## PROBLEM:
Copy every line of the listing exactly.

[Dataset records]
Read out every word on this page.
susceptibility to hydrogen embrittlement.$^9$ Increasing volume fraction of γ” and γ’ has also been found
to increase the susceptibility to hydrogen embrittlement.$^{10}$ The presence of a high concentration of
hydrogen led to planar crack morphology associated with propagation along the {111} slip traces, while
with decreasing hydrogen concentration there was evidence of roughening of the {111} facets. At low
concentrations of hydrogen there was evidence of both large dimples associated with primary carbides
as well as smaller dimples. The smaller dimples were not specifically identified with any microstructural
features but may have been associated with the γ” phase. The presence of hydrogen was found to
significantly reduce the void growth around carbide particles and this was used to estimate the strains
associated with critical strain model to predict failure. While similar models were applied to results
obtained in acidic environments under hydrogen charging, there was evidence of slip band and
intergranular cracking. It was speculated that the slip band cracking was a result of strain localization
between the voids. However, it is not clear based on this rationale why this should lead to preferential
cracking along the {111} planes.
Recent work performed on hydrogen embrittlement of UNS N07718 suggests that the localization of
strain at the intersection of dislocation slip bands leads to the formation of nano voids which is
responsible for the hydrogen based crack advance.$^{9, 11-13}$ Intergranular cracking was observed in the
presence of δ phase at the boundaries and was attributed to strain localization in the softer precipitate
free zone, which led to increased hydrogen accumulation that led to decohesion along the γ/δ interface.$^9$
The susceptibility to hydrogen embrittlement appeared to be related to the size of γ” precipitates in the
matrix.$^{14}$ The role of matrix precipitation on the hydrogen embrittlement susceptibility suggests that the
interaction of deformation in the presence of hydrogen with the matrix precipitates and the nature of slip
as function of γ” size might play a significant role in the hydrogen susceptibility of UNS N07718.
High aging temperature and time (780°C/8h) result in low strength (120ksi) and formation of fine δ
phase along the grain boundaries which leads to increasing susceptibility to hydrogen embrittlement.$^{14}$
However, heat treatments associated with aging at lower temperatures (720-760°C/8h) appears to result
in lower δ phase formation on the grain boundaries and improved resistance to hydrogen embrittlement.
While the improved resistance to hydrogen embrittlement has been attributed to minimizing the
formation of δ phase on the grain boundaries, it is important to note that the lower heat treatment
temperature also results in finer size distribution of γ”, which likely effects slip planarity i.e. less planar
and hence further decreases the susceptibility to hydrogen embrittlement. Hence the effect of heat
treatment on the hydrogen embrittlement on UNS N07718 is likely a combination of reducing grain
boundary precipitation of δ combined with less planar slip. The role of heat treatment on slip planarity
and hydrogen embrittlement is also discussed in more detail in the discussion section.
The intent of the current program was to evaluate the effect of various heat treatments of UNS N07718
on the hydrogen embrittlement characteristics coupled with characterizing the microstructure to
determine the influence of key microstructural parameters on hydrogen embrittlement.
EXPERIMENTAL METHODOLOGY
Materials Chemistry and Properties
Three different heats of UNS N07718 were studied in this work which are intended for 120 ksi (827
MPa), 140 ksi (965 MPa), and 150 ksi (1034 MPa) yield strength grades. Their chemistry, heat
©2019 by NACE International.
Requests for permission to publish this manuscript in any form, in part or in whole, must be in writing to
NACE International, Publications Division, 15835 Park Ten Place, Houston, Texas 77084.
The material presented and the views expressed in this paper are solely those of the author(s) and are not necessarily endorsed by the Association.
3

## EXERCISE RESPONSE:
Read out every word on this page.
susceptibility to hydrogen embrittlement.$^9$ Increasing volume fraction of γ” and γ’ has also been found
to increase the susceptibility to hydrogen embrittlement.$^{10}$ The presence of a high concentration of
hydrogen led to planar crack morphology associated with propagation along the {111} slip traces, while
with decreasing hydrogen concentration there was evidence of roughening of the {111} facets. At low
concentrations of hydrogen there was evidence of both large dimples associated with primary carbides
as well as smaller dimples. The smaller dimples were not specifically identified with any microstructural
features but may have been associated with the γ” phase. The presence of hydrogen was found to
significantly reduce the void growth around carbide particles and this was used to estimate the strains
associated with critical strain model to predict failure. While similar models were applied to results
obtained in acidic environments under hydrogen charging, there was evidence of slip band and
intergranular cracking. It was speculated that the slip band cracking was a result of strain localization
between the voids. However, it is not clear based on this rationale why this should lead to preferential
cracking along the {111} planes.
Recent work performed on hydrogen embrittlement of UNS N07718 suggests that the localization of
strain at the intersection of dislocation slip bands leads to the formation of nano voids which is
responsible for the hydrogen based crack advance.$^{9, 11-13}$ Intergranular cracking was observed in the
presence of δ phase at the boundaries and was attributed to strain localization in the softer precipitate
free zone, which led to increased hydrogen accumulation that led to decohesion along the γ/δ interface.$^9$
The susceptibility to hydrogen embrittlement appeared to be related to the size of γ” precipitates in the
matrix.$^{14}$ The role of matrix precipitation on the hydrogen embrittlement susceptibility suggests that the
interaction of deformation in the presence of hydrogen with the matrix precipitates and the nature of slip
as function of γ” size might play a significant role in the hydrogen susceptibility of UNS N07718.
High aging temperature and time (780°C/8h) result in low strength (120ksi) and formation of fine δ
phase along the grain boundaries which leads to increasing susceptibility to hydrogen embrittlement.$^{14}$
However, heat treatments associated with aging at lower temperatures (720-760°C/8h) appears to result
in lower δ phase formation on the grain boundaries and improved resistance to hydrogen embrittlement.
While the improved resistance to hydrogen embrittlement has been attributed to minimizing the
formation of δ phase on the grain boundaries, it is important to note that the lower heat treatment
temperature also results in finer size distribution of γ”, which likely effects slip planarity i.e. less planar
and hence further decreases the susceptibility to hydrogen embrittlement. Hence the effect of heat
treatment on the hydrogen embrittlement on UNS N07718 is likely a combination of reducing grain
boundary precipitation of δ combined with less planar slip. The role of heat treatment on slip planarity
and hydrogen embrittlement is also discussed in more detail in the discussion section.
The intent of the current program was to evaluate the effect of various heat treatments of UNS N07718
on the hydrogen embrittlement characteristics coupled with characterizing the microstructure to
determine the influence of key microstructural parameters on hydrogen embrittlement.
EXPERIMENTAL METHODOLOGY
Materials Chemistry and Properties
Three different heats of UNS N07718 were studied in this work which are intended for 120 ksi (827
MPa), 140 ksi (965 MPa), and 150 ksi (1034 MPa) yield strength grades. Their chemistry, heat
©2019 by NACE International.
Requests for permission to publish this manuscript in any form, in part or in whole, must be in writing to
NACE International, Publications Division, 15835 Park Ten Place, Houston, Texas 77084.
The material presented and the views expressed in this paper are solely those of the author(s) and are not necessarily endorsed by the Association.
3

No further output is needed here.